#### [DATASET ENTRIES]

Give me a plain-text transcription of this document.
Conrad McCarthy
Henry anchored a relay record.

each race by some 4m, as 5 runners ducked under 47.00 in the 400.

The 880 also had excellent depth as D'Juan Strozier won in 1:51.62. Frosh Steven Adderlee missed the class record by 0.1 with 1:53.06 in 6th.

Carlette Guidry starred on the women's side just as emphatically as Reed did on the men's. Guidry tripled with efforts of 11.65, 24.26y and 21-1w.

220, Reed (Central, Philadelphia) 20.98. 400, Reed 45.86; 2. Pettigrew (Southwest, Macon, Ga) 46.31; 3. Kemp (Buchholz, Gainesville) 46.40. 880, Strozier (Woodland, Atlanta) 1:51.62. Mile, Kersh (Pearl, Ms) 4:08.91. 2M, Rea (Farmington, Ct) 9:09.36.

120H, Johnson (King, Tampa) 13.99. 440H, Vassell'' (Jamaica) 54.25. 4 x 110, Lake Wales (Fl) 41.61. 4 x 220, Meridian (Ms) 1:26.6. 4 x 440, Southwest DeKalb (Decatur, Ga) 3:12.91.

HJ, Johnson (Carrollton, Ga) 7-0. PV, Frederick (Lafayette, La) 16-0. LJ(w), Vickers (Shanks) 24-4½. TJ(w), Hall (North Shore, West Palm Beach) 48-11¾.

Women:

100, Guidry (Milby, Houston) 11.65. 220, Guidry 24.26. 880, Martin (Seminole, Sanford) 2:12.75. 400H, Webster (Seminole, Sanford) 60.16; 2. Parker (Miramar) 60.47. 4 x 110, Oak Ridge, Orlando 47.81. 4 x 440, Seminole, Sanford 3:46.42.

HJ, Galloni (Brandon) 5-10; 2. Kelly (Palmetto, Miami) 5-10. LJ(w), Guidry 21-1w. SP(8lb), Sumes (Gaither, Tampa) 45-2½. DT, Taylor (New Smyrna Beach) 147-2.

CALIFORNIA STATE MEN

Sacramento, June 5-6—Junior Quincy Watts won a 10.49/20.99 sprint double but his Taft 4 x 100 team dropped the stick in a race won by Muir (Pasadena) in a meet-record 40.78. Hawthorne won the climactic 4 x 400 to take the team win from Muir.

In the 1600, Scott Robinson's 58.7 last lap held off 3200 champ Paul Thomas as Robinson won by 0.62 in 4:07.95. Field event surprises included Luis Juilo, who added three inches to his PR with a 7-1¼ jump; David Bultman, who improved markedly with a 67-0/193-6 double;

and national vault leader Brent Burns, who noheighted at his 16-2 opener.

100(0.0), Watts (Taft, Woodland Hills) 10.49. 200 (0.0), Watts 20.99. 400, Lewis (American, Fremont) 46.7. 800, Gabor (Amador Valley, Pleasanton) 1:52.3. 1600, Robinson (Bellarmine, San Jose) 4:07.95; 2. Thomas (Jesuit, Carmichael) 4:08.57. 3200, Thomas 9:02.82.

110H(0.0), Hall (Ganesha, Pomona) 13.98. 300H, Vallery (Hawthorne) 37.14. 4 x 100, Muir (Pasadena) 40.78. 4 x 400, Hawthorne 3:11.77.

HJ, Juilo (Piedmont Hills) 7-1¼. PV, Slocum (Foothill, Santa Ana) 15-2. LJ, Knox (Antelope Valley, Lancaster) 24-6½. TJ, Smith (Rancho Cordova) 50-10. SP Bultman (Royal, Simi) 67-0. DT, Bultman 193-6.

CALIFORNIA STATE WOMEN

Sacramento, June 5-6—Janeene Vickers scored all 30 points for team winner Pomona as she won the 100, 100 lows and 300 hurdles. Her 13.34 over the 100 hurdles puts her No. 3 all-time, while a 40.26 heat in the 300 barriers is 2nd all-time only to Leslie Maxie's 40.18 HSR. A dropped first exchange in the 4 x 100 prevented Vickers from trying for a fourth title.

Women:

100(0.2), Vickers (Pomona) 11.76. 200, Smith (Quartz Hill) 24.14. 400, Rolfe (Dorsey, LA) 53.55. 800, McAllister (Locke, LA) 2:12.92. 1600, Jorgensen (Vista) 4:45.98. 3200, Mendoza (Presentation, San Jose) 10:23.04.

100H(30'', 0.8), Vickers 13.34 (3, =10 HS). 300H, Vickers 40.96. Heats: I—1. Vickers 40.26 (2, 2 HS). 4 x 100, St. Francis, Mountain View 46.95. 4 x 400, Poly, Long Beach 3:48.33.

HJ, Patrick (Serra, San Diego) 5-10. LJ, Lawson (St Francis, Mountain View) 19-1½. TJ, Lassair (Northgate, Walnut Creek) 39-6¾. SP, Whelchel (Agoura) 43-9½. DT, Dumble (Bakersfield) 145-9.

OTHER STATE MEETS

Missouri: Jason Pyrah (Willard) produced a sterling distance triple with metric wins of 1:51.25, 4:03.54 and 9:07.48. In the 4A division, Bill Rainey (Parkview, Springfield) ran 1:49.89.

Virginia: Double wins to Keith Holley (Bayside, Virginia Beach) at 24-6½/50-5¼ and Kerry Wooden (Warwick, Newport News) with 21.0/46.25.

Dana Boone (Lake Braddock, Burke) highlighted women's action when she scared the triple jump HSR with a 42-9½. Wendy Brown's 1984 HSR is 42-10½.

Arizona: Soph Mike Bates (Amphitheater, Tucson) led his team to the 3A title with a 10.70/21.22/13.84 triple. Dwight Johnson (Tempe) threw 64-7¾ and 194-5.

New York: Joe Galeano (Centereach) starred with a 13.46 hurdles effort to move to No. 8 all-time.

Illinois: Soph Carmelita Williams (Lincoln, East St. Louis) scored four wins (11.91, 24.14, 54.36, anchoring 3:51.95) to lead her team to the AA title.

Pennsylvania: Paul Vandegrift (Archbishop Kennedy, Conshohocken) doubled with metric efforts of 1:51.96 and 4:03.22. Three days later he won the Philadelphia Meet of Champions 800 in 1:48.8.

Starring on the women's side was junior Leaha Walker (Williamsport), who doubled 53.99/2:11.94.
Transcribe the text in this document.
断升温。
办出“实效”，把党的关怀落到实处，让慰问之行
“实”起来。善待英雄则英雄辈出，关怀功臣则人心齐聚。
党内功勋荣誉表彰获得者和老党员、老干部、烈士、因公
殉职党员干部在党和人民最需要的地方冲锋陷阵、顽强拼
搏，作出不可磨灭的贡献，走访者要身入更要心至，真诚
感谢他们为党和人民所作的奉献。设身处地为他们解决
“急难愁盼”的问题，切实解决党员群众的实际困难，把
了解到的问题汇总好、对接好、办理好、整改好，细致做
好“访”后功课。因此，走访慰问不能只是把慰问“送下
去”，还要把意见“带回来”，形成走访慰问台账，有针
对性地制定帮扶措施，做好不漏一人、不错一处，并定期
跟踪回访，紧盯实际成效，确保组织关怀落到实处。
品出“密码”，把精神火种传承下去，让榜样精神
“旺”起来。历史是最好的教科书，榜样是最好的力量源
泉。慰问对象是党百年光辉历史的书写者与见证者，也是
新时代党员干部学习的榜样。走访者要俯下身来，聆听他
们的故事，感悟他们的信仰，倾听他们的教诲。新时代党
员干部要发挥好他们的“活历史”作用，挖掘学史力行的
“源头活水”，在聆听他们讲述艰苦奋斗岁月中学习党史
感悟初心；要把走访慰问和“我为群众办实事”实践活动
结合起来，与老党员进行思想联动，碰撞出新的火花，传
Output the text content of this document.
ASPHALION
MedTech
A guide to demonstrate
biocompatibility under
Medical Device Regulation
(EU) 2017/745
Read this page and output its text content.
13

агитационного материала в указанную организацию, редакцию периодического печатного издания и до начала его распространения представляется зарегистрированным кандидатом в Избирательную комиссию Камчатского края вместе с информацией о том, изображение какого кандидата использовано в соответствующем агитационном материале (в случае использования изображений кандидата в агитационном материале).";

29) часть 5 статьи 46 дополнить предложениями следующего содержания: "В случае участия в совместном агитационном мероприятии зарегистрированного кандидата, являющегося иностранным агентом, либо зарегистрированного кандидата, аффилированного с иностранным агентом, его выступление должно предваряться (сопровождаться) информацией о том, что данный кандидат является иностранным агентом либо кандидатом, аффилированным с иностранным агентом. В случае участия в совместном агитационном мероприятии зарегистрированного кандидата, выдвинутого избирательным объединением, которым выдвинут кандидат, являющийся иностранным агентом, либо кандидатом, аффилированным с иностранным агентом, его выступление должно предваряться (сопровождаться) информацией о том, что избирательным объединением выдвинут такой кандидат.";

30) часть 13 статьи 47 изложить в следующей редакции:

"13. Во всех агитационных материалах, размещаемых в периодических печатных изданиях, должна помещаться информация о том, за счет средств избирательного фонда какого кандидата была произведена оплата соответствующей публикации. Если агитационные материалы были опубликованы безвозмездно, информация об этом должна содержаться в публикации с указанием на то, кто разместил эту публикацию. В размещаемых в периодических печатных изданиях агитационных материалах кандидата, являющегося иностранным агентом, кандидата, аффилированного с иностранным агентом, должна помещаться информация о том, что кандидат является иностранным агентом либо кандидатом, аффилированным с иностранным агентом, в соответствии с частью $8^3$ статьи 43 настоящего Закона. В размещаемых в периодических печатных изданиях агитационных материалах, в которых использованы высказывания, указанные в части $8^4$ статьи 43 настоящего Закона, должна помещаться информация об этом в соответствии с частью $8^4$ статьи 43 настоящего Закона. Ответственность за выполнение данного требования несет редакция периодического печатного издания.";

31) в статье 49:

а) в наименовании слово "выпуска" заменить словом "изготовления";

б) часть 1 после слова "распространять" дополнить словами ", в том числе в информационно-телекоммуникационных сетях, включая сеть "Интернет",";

#### [INSTRUCTIONS FOR THE TASK]
In the records above, find the lines containing "starred" and copy them.

#### [FINAL RESULT]
Carlette Guidry starred on the women's side just as emphatically as Reed did on the men's. Guidry tripled with efforts of 11.65, 24.26y and 21-1w.
New York: Joe Galeano (Centereach) starred with a 13.46 hurdles effort to move to No. 8 all-time.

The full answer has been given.